**REQUIRED WORK**.
Extract every line of the listing below and reproduce each one unchanged, including its box coordinates.

**THE INPUT**.
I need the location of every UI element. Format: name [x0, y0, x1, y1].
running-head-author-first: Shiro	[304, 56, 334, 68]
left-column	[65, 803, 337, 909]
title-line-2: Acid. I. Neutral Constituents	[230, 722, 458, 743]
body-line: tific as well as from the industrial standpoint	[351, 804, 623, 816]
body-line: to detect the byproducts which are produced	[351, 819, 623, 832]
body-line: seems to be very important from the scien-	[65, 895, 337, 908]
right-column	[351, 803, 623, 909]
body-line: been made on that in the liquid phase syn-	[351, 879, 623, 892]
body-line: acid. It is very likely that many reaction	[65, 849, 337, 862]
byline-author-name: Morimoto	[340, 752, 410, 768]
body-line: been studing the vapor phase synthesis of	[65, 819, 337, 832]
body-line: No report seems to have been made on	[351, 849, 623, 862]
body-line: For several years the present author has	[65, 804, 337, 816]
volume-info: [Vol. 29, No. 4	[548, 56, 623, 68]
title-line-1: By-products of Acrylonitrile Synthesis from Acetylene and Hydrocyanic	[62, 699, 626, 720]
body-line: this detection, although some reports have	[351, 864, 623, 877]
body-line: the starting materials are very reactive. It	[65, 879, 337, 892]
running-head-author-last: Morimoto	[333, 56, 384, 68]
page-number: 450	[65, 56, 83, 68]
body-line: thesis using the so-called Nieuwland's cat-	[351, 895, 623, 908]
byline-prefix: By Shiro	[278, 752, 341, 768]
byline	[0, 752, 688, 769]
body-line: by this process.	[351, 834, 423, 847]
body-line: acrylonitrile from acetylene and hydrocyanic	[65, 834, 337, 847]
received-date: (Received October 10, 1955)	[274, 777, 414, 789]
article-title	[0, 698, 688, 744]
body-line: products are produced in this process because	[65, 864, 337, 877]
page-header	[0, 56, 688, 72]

**RESULT FOR THIS EXERCISE**.
I need the location of every UI element. Format: name [x0, y0, x1, y1].
running-head-author-first: Shiro	[304, 56, 334, 68]
left-column	[65, 803, 337, 909]
title-line-2: Acid. I. Neutral Constituents	[230, 722, 458, 743]
body-line: tific as well as from the industrial standpoint	[351, 804, 623, 816]
body-line: to detect the byproducts which are produced	[351, 819, 623, 832]
body-line: seems to be very important from the scien-	[65, 895, 337, 908]
right-column	[351, 803, 623, 909]
body-line: been made on that in the liquid phase syn-	[351, 879, 623, 892]
body-line: acid. It is very likely that many reaction	[65, 849, 337, 862]
byline-author-name: Morimoto	[340, 752, 410, 768]
body-line: been studing the vapor phase synthesis of	[65, 819, 337, 832]
body-line: No report seems to have been made on	[351, 849, 623, 862]
body-line: For several years the present author has	[65, 804, 337, 816]
volume-info: [Vol. 29, No. 4	[548, 56, 623, 68]
title-line-1: By-products of Acrylonitrile Synthesis from Acetylene and Hydrocyanic	[62, 699, 626, 720]
body-line: this detection, although some reports have	[351, 864, 623, 877]
body-line: the starting materials are very reactive. It	[65, 879, 337, 892]
running-head-author-last: Morimoto	[333, 56, 384, 68]
page-number: 450	[65, 56, 83, 68]
body-line: thesis using the so-called Nieuwland's cat-	[351, 895, 623, 908]
byline-prefix: By Shiro	[278, 752, 341, 768]
byline	[0, 752, 688, 769]
body-line: by this process.	[351, 834, 423, 847]
body-line: acrylonitrile from acetylene and hydrocyanic	[65, 834, 337, 847]
received-date: (Received October 10, 1955)	[274, 777, 414, 789]
article-title	[0, 698, 688, 744]
body-line: products are produced in this process because	[65, 864, 337, 877]
page-header	[0, 56, 688, 72]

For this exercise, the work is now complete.